> _DIRECTIONS FOR THIS TASK_: Output the material word for word. Leave each picture out.

> _PROVIDED RECORDS_:
## start
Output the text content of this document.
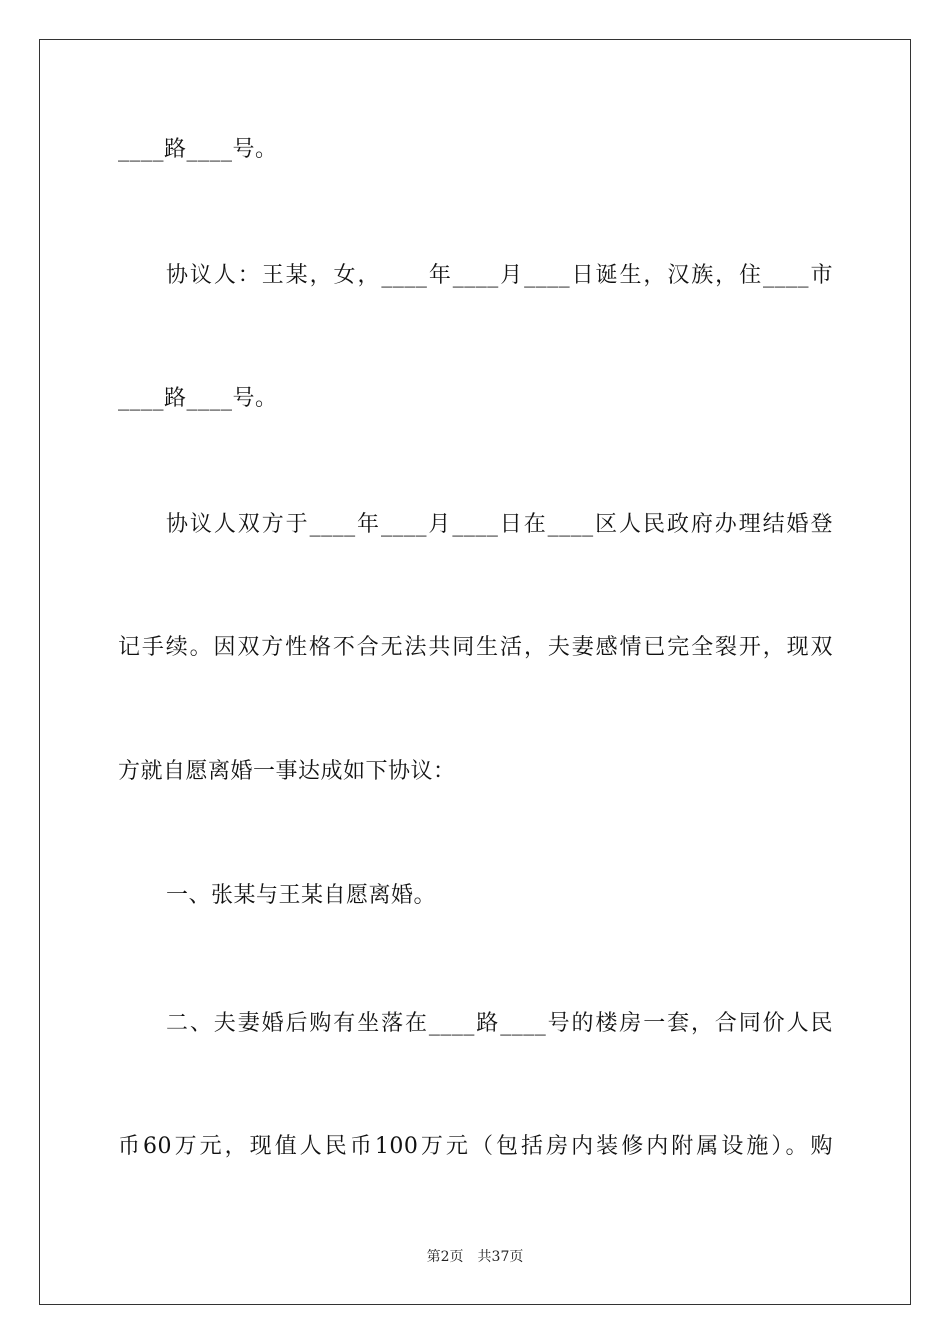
____路____号。
协议人：王某，女，____年____月____日诞生，汉族，住____市
____路____号。
协议人双方于____年____月____日在____区人民政府办理结婚登
记手续。因双方性格不合无法共同生活，夫妻感情已完全裂开，现双
方就自愿离婚一事达成如下协议：
一、张某与王某自愿离婚。
二、夫妻婚后购有坐落在____路____号的楼房一套，合同价人民
币60万元，现值人民币100万元（包括房内装修内附属设施）。购
第2页 共37页
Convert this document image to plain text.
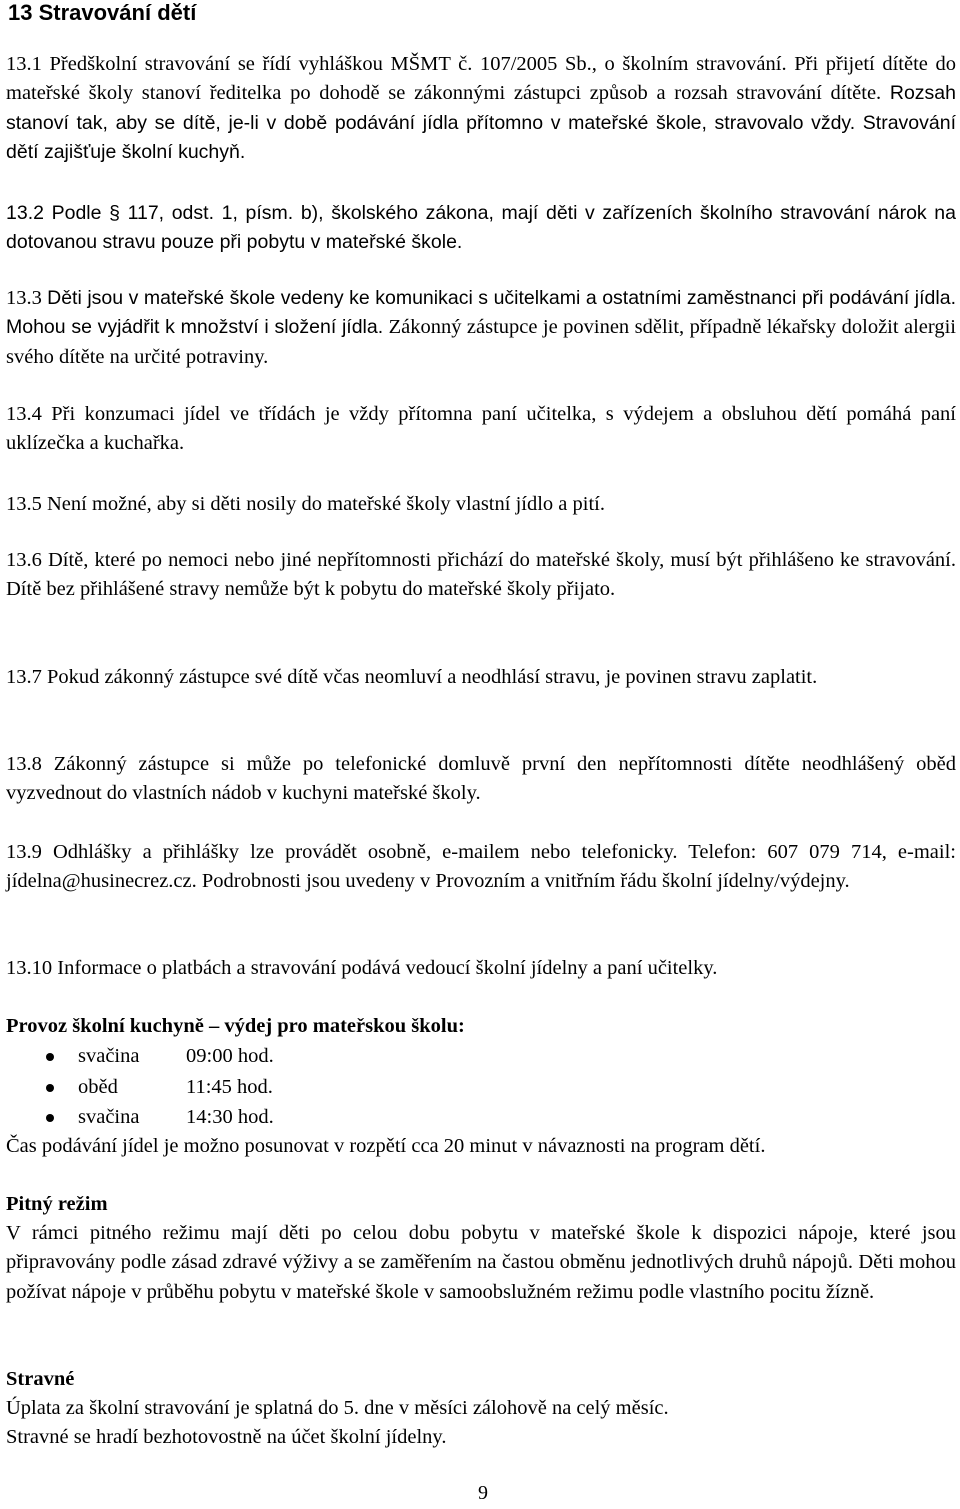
13 Stravování dětí
13.1 Předškolní stravování se řídí vyhláškou MŠMT č. 107/2005 Sb., o školním stravování. Při přijetí dítěte do mateřské školy stanoví ředitelka po dohodě se zákonnými zástupci způsob a rozsah stravování dítěte. Rozsah stanoví tak, aby se dítě, je-li v době podávání jídla přítomno v mateřské škole, stravovalo vždy. Stravování dětí zajišťuje školní kuchyň.
13.2 Podle § 117, odst. 1, písm. b), školského zákona, mají děti v zařízeních školního stravování nárok na dotovanou stravu pouze při pobytu v mateřské škole.
13.3 Děti jsou v mateřské škole vedeny ke komunikaci s učitelkami a ostatními zaměstnanci při podávání jídla. Mohou se vyjádřit k množství i složení jídla. Zákonný zástupce je povinen sdělit, případně lékařsky doložit alergii svého dítěte na určité potraviny.
13.4 Při konzumaci jídel ve třídách je vždy přítomna paní učitelka, s výdejem a obsluhou dětí pomáhá paní uklízečka a kuchařka.
13.5 Není možné, aby si děti nosily do mateřské školy vlastní jídlo a pití.
13.6 Dítě, které po nemoci nebo jiné nepřítomnosti přichází do mateřské školy, musí být přihlášeno ke stravování. Dítě bez přihlášené stravy nemůže být k pobytu do mateřské školy přijato.
13.7 Pokud zákonný zástupce své dítě včas neomluví a neodhlásí stravu, je povinen stravu zaplatit.
13.8 Zákonný zástupce si může po telefonické domluvě první den nepřítomnosti dítěte neodhlášený oběd vyzvednout do vlastních nádob v kuchyni mateřské školy.
13.9 Odhlášky a přihlášky lze provádět osobně, e-mailem nebo telefonicky. Telefon: 607 079 714, e-mail: jídelna@husinecrez.cz. Podrobnosti jsou uvedeny v Provozním a vnitřním řádu školní jídelny/výdejny.
13.10 Informace o platbách a stravování podává vedoucí školní jídelny a paní učitelky.
Provoz školní kuchyně – výdej pro mateřskou školu:
svačina 09:00 hod.
oběd	11:45 hod.
svačina 14:30 hod.
Čas podávání jídel je možno posunovat v rozpětí cca 20 minut v návaznosti na program dětí.
Pitný režim
V rámci pitného režimu mají děti po celou dobu pobytu v mateřské škole k dispozici nápoje, které jsou připravovány podle zásad zdravé výživy a se zaměřením na častou obměnu jednotlivých druhů nápojů. Děti mohou požívat nápoje v průběhu pobytu v mateřské škole v samoobslužném režimu podle vlastního pocitu žízně.
Stravné
Úplata za školní stravování je splatná do 5. dne v měsíci zálohově na celý měsíc.
Stravné se hradí bezhotovostně na účet školní jídelny.
9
## end
> _TASK ANSWER_:
Output the text content of this document.
____路____号。
协议人：王某，女，____年____月____日诞生，汉族，住____市
____路____号。
协议人双方于____年____月____日在____区人民政府办理结婚登
记手续。因双方性格不合无法共同生活，夫妻感情已完全裂开，现双
方就自愿离婚一事达成如下协议：
一、张某与王某自愿离婚。
二、夫妻婚后购有坐落在____路____号的楼房一套，合同价人民
币60万元，现值人民币100万元（包括房内装修内附属设施）。购
第2页 共37页
Convert this document image to plain text.
13 Stravování dětí
13.1 Předškolní stravování se řídí vyhláškou MŠMT č. 107/2005 Sb., o školním stravování. Při přijetí dítěte do mateřské školy stanoví ředitelka po dohodě se zákonnými zástupci způsob a rozsah stravování dítěte. Rozsah stanoví tak, aby se dítě, je-li v době podávání jídla přítomno v mateřské škole, stravovalo vždy. Stravování dětí zajišťuje školní kuchyň.
13.2 Podle § 117, odst. 1, písm. b), školského zákona, mají děti v zařízeních školního stravování nárok na dotovanou stravu pouze při pobytu v mateřské škole.
13.3 Děti jsou v mateřské škole vedeny ke komunikaci s učitelkami a ostatními zaměstnanci při podávání jídla. Mohou se vyjádřit k množství i složení jídla. Zákonný zástupce je povinen sdělit, případně lékařsky doložit alergii svého dítěte na určité potraviny.
13.4 Při konzumaci jídel ve třídách je vždy přítomna paní učitelka, s výdejem a obsluhou dětí pomáhá paní uklízečka a kuchařka.
13.5 Není možné, aby si děti nosily do mateřské školy vlastní jídlo a pití.
13.6 Dítě, které po nemoci nebo jiné nepřítomnosti přichází do mateřské školy, musí být přihlášeno ke stravování. Dítě bez přihlášené stravy nemůže být k pobytu do mateřské školy přijato.
13.7 Pokud zákonný zástupce své dítě včas neomluví a neodhlásí stravu, je povinen stravu zaplatit.
13.8 Zákonný zástupce si může po telefonické domluvě první den nepřítomnosti dítěte neodhlášený oběd vyzvednout do vlastních nádob v kuchyni mateřské školy.
13.9 Odhlášky a přihlášky lze provádět osobně, e-mailem nebo telefonicky. Telefon: 607 079 714, e-mail: jídelna@husinecrez.cz. Podrobnosti jsou uvedeny v Provozním a vnitřním řádu školní jídelny/výdejny.
13.10 Informace o platbách a stravování podává vedoucí školní jídelny a paní učitelky.
Provoz školní kuchyně – výdej pro mateřskou školu:
svačina 09:00 hod.
oběd	11:45 hod.
svačina 14:30 hod.
Čas podávání jídel je možno posunovat v rozpětí cca 20 minut v návaznosti na program dětí.
Pitný režim
V rámci pitného režimu mají děti po celou dobu pobytu v mateřské škole k dispozici nápoje, které jsou připravovány podle zásad zdravé výživy a se zaměřením na častou obměnu jednotlivých druhů nápojů. Děti mohou požívat nápoje v průběhu pobytu v mateřské škole v samoobslužném režimu podle vlastního pocitu žízně.
Stravné
Úplata za školní stravování je splatná do 5. dne v měsíci zálohově na celý měsíc.
Stravné se hradí bezhotovostně na účet školní jídelny.
9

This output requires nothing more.